# DIRECTIONS
Restate the data word for word and leave the images out.

┄┄┄┄┄┄┄┄┄┄

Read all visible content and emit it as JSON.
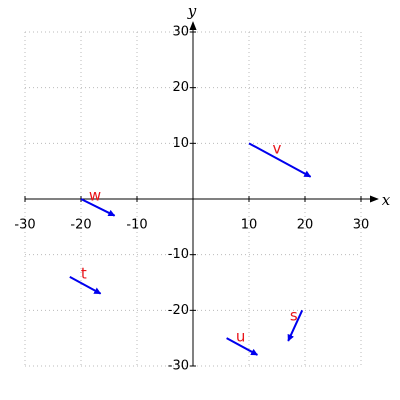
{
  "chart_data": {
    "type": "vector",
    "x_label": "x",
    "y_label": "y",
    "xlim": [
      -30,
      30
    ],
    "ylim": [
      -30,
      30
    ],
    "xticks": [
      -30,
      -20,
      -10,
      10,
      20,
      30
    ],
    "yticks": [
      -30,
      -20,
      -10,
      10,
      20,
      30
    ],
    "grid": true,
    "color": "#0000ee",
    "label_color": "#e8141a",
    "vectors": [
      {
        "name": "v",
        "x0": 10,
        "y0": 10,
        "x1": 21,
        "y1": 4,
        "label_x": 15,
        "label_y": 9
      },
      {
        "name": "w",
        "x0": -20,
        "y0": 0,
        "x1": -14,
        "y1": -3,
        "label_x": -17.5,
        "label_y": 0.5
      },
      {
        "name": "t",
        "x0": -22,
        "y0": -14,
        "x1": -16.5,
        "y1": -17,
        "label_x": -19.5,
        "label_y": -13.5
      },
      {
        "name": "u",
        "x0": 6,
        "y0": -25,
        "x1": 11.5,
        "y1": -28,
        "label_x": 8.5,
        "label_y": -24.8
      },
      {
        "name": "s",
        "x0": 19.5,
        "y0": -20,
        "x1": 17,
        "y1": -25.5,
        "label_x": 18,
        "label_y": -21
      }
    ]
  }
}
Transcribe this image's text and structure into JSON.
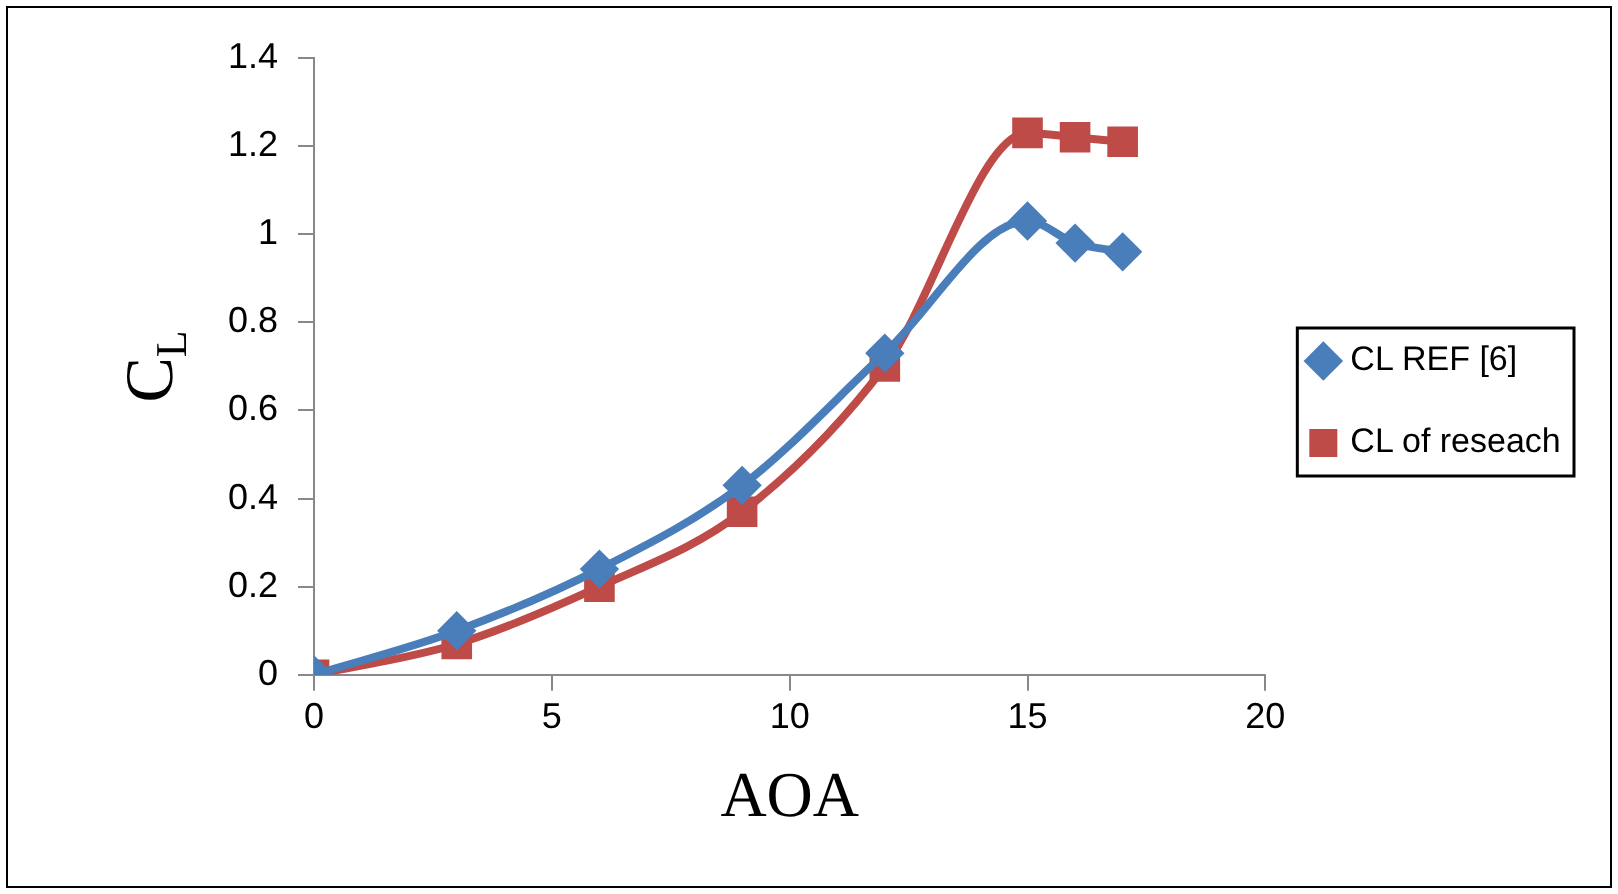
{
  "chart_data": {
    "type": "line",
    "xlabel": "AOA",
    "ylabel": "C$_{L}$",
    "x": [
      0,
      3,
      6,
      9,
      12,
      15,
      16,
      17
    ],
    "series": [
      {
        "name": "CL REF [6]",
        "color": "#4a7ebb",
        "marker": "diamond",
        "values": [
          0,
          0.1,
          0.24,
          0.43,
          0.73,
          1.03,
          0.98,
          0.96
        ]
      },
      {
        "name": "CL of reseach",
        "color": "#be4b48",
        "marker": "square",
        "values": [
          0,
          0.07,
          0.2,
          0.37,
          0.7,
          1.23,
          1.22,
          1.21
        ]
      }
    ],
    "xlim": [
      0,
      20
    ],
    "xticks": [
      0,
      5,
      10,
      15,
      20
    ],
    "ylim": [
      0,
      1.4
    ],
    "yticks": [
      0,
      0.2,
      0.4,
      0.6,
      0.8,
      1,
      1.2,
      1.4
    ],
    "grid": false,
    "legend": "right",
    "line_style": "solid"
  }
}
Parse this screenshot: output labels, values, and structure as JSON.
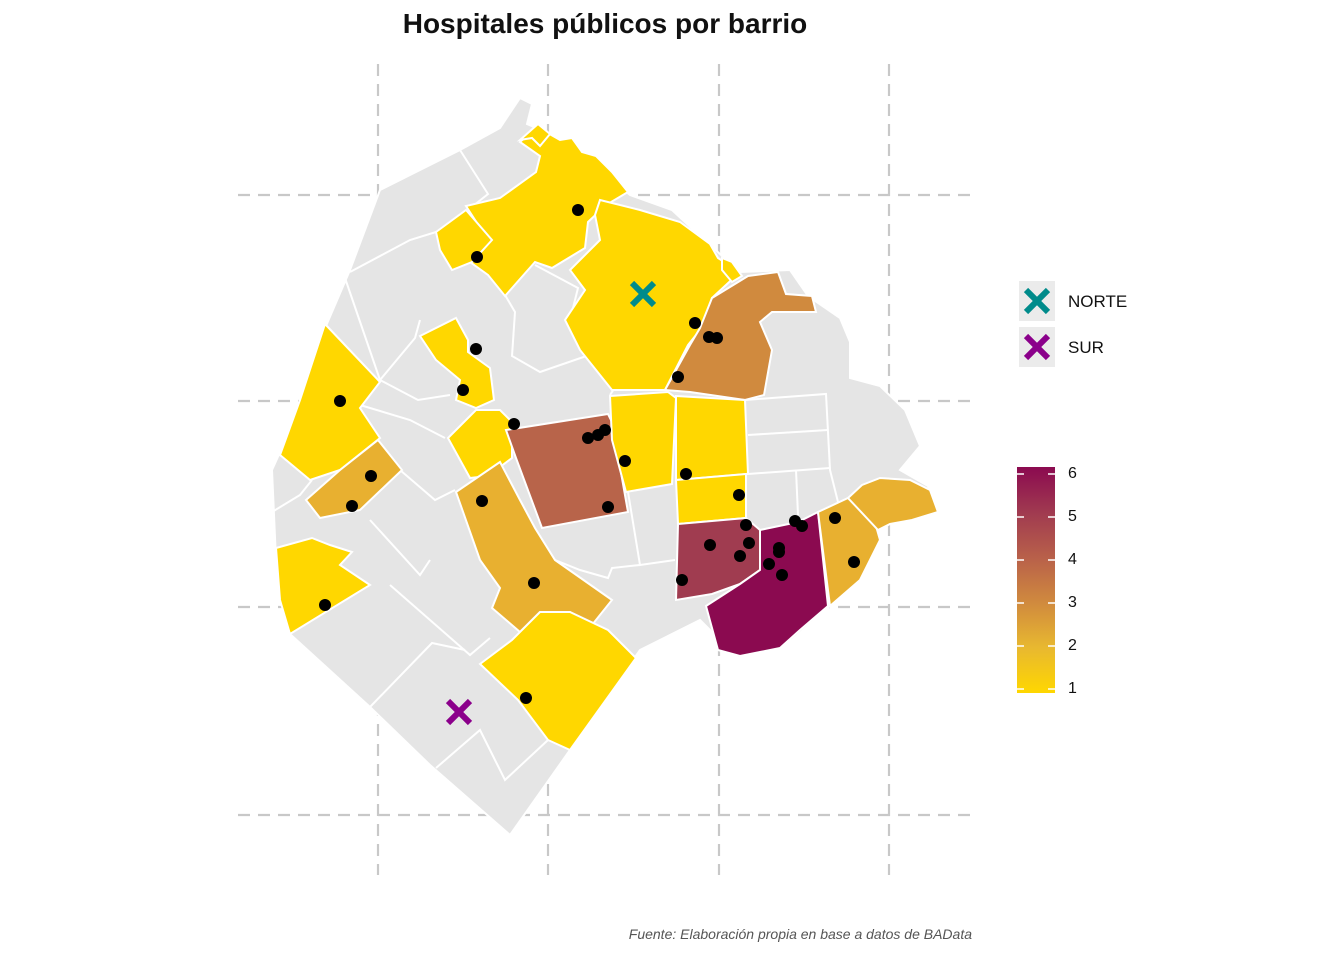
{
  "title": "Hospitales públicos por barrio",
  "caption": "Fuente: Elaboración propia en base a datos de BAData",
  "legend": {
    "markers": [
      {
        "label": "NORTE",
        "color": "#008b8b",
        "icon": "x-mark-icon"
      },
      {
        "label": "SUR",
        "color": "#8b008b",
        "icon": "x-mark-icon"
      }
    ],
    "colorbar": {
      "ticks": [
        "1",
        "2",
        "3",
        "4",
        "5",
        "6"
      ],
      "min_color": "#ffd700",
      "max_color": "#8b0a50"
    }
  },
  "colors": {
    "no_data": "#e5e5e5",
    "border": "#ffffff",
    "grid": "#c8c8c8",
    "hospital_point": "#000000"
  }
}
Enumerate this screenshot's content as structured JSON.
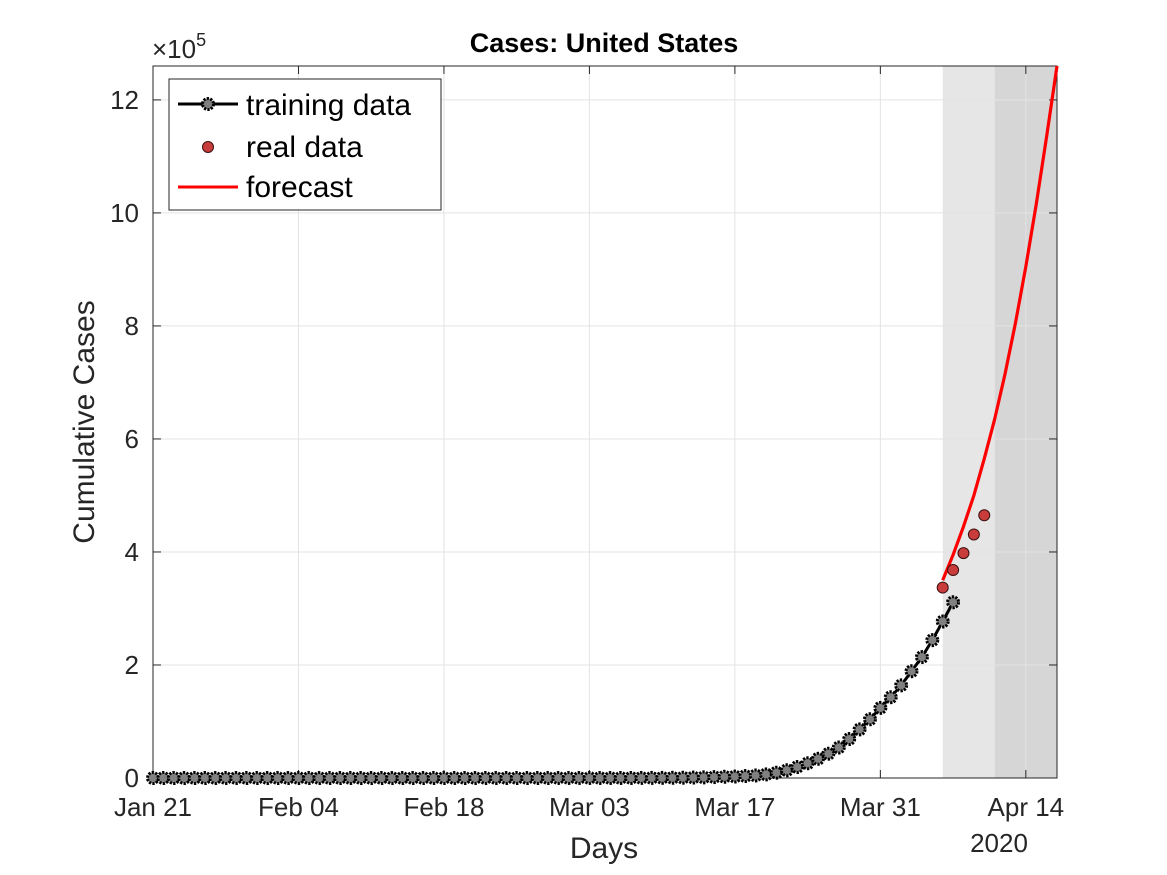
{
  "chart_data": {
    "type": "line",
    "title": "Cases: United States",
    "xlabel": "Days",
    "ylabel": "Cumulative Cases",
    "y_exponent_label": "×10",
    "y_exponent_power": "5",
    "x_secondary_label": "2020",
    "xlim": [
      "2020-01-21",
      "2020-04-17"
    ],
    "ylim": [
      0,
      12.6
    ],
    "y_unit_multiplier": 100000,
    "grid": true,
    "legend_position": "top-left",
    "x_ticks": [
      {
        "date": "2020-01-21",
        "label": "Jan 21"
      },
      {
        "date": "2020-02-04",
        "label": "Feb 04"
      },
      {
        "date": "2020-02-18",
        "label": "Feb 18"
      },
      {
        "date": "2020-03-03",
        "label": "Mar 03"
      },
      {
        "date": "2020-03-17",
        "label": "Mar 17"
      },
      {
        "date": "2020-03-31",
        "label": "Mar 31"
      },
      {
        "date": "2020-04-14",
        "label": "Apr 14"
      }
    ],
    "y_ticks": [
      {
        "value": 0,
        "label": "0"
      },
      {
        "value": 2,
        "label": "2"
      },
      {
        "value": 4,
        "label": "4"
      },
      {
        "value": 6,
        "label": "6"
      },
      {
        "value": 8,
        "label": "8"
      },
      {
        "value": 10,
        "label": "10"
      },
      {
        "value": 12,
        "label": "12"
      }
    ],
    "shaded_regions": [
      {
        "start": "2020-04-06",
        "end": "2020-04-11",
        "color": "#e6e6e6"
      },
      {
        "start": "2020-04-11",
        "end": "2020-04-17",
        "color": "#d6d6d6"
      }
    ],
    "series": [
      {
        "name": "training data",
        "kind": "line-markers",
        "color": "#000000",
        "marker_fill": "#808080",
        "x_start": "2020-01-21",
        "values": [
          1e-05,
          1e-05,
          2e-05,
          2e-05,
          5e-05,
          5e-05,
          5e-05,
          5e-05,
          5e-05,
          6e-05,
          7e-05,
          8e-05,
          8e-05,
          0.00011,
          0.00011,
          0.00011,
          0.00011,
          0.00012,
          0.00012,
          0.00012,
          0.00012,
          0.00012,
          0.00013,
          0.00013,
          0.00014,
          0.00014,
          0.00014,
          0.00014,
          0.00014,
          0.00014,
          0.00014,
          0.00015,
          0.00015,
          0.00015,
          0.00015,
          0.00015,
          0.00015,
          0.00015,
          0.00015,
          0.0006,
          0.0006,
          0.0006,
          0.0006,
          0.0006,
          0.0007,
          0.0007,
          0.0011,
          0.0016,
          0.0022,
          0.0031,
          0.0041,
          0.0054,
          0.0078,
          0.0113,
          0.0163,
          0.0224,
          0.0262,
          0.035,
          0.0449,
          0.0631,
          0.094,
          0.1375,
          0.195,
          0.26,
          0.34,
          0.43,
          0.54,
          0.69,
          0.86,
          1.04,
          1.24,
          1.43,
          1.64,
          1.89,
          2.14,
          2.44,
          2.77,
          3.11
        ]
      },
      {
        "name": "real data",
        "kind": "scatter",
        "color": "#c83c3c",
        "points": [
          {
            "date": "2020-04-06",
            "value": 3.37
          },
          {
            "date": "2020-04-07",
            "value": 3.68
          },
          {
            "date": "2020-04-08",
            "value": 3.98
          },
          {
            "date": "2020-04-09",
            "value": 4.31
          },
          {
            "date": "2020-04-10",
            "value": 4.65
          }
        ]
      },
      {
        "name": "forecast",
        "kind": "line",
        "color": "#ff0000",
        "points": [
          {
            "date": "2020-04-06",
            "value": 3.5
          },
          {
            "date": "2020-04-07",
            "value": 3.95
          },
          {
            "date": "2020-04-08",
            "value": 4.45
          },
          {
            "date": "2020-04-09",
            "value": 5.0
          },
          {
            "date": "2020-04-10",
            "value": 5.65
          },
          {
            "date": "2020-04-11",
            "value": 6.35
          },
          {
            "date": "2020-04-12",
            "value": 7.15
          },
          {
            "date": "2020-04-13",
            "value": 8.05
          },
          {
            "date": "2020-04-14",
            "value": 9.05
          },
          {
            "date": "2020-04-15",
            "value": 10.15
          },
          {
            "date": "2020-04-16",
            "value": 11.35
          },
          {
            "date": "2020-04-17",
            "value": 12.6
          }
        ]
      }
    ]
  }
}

┄┄┄┄┄┄┄┄┄┄

# ANSWER TO THE EXERCISE
Read all visible content and emit it as JSON.
{
  "chart_data": {
    "type": "vector",
    "x_label": "x",
    "y_label": "y",
    "xlim": [
      -30,
      30
    ],
    "ylim": [
      -30,
      30
    ],
    "xticks": [
      -30,
      -20,
      -10,
      10,
      20,
      30
    ],
    "yticks": [
      -30,
      -20,
      -10,
      10,
      20,
      30
    ],
    "grid": true,
    "color": "#0000ee",
    "label_color": "#e8141a",
    "vectors": [
      {
        "name": "v",
        "x0": 10,
        "y0": 10,
        "x1": 21,
        "y1": 4,
        "label_x": 15,
        "label_y": 9
      },
      {
        "name": "w",
        "x0": -20,
        "y0": 0,
        "x1": -14,
        "y1": -3,
        "label_x": -17.5,
        "label_y": 0.5
      },
      {
        "name": "t",
        "x0": -22,
        "y0": -14,
        "x1": -16.5,
        "y1": -17,
        "label_x": -19.5,
        "label_y": -13.5
      },
      {
        "name": "u",
        "x0": 6,
        "y0": -25,
        "x1": 11.5,
        "y1": -28,
        "label_x": 8.5,
        "label_y": -24.8
      },
      {
        "name": "s",
        "x0": 19.5,
        "y0": -20,
        "x1": 17,
        "y1": -25.5,
        "label_x": 18,
        "label_y": -21
      }
    ]
  }
}
Transcribe this image's text and structure into JSON.
{
  "chart_data": {
    "type": "line",
    "xlabel": "AOA",
    "ylabel": "C$_{L}$",
    "x": [
      0,
      3,
      6,
      9,
      12,
      15,
      16,
      17
    ],
    "series": [
      {
        "name": "CL REF [6]",
        "color": "#4a7ebb",
        "marker": "diamond",
        "values": [
          0,
          0.1,
          0.24,
          0.43,
          0.73,
          1.03,
          0.98,
          0.96
        ]
      },
      {
        "name": "CL of reseach",
        "color": "#be4b48",
        "marker": "square",
        "values": [
          0,
          0.07,
          0.2,
          0.37,
          0.7,
          1.23,
          1.22,
          1.21
        ]
      }
    ],
    "xlim": [
      0,
      20
    ],
    "xticks": [
      0,
      5,
      10,
      15,
      20
    ],
    "ylim": [
      0,
      1.4
    ],
    "yticks": [
      0,
      0.2,
      0.4,
      0.6,
      0.8,
      1,
      1.2,
      1.4
    ],
    "grid": false,
    "legend": "right",
    "line_style": "solid"
  }
}
Parse this screenshot: output labels, values, and structure as JSON.
{
  "title": "Hospitales públicos por barrio",
  "caption": "Fuente: Elaboración propia en base a datos de BAData",
  "legend": {
    "markers": [
      {
        "label": "NORTE",
        "color": "#008b8b",
        "icon": "x-mark-icon"
      },
      {
        "label": "SUR",
        "color": "#8b008b",
        "icon": "x-mark-icon"
      }
    ],
    "colorbar": {
      "ticks": [
        "1",
        "2",
        "3",
        "4",
        "5",
        "6"
      ],
      "min_color": "#ffd700",
      "max_color": "#8b0a50"
    }
  },
  "colors": {
    "no_data": "#e5e5e5",
    "border": "#ffffff",
    "grid": "#c8c8c8",
    "hospital_point": "#000000"
  }
}
Enumerate this screenshot's content as structured JSON.
{
  "chart_data": {
    "type": "line",
    "title": "Cases: United States",
    "xlabel": "Days",
    "ylabel": "Cumulative Cases",
    "y_exponent_label": "×10",
    "y_exponent_power": "5",
    "x_secondary_label": "2020",
    "xlim": [
      "2020-01-21",
      "2020-04-17"
    ],
    "ylim": [
      0,
      12.6
    ],
    "y_unit_multiplier": 100000,
    "grid": true,
    "legend_position": "top-left",
    "x_ticks": [
      {
        "date": "2020-01-21",
        "label": "Jan 21"
      },
      {
        "date": "2020-02-04",
        "label": "Feb 04"
      },
      {
        "date": "2020-02-18",
        "label": "Feb 18"
      },
      {
        "date": "2020-03-03",
        "label": "Mar 03"
      },
      {
        "date": "2020-03-17",
        "label": "Mar 17"
      },
      {
        "date": "2020-03-31",
        "label": "Mar 31"
      },
      {
        "date": "2020-04-14",
        "label": "Apr 14"
      }
    ],
    "y_ticks": [
      {
        "value": 0,
        "label": "0"
      },
      {
        "value": 2,
        "label": "2"
      },
      {
        "value": 4,
        "label": "4"
      },
      {
        "value": 6,
        "label": "6"
      },
      {
        "value": 8,
        "label": "8"
      },
      {
        "value": 10,
        "label": "10"
      },
      {
        "value": 12,
        "label": "12"
      }
    ],
    "shaded_regions": [
      {
        "start": "2020-04-06",
        "end": "2020-04-11",
        "color": "#e6e6e6"
      },
      {
        "start": "2020-04-11",
        "end": "2020-04-17",
        "color": "#d6d6d6"
      }
    ],
    "series": [
      {
        "name": "training data",
        "kind": "line-markers",
        "color": "#000000",
        "marker_fill": "#808080",
        "x_start": "2020-01-21",
        "values": [
          1e-05,
          1e-05,
          2e-05,
          2e-05,
          5e-05,
          5e-05,
          5e-05,
          5e-05,
          5e-05,
          6e-05,
          7e-05,
          8e-05,
          8e-05,
          0.00011,
          0.00011,
          0.00011,
          0.00011,
          0.00012,
          0.00012,
          0.00012,
          0.00012,
          0.00012,
          0.00013,
          0.00013,
          0.00014,
          0.00014,
          0.00014,
          0.00014,
          0.00014,
          0.00014,
          0.00014,
          0.00015,
          0.00015,
          0.00015,
          0.00015,
          0.00015,
          0.00015,
          0.00015,
          0.00015,
          0.0006,
          0.0006,
          0.0006,
          0.0006,
          0.0006,
          0.0007,
          0.0007,
          0.0011,
          0.0016,
          0.0022,
          0.0031,
          0.0041,
          0.0054,
          0.0078,
          0.0113,
          0.0163,
          0.0224,
          0.0262,
          0.035,
          0.0449,
          0.0631,
          0.094,
          0.1375,
          0.195,
          0.26,
          0.34,
          0.43,
          0.54,
          0.69,
          0.86,
          1.04,
          1.24,
          1.43,
          1.64,
          1.89,
          2.14,
          2.44,
          2.77,
          3.11
        ]
      },
      {
        "name": "real data",
        "kind": "scatter",
        "color": "#c83c3c",
        "points": [
          {
            "date": "2020-04-06",
            "value": 3.37
          },
          {
            "date": "2020-04-07",
            "value": 3.68
          },
          {
            "date": "2020-04-08",
            "value": 3.98
          },
          {
            "date": "2020-04-09",
            "value": 4.31
          },
          {
            "date": "2020-04-10",
            "value": 4.65
          }
        ]
      },
      {
        "name": "forecast",
        "kind": "line",
        "color": "#ff0000",
        "points": [
          {
            "date": "2020-04-06",
            "value": 3.5
          },
          {
            "date": "2020-04-07",
            "value": 3.95
          },
          {
            "date": "2020-04-08",
            "value": 4.45
          },
          {
            "date": "2020-04-09",
            "value": 5.0
          },
          {
            "date": "2020-04-10",
            "value": 5.65
          },
          {
            "date": "2020-04-11",
            "value": 6.35
          },
          {
            "date": "2020-04-12",
            "value": 7.15
          },
          {
            "date": "2020-04-13",
            "value": 8.05
          },
          {
            "date": "2020-04-14",
            "value": 9.05
          },
          {
            "date": "2020-04-15",
            "value": 10.15
          },
          {
            "date": "2020-04-16",
            "value": 11.35
          },
          {
            "date": "2020-04-17",
            "value": 12.6
          }
        ]
      }
    ]
  }
}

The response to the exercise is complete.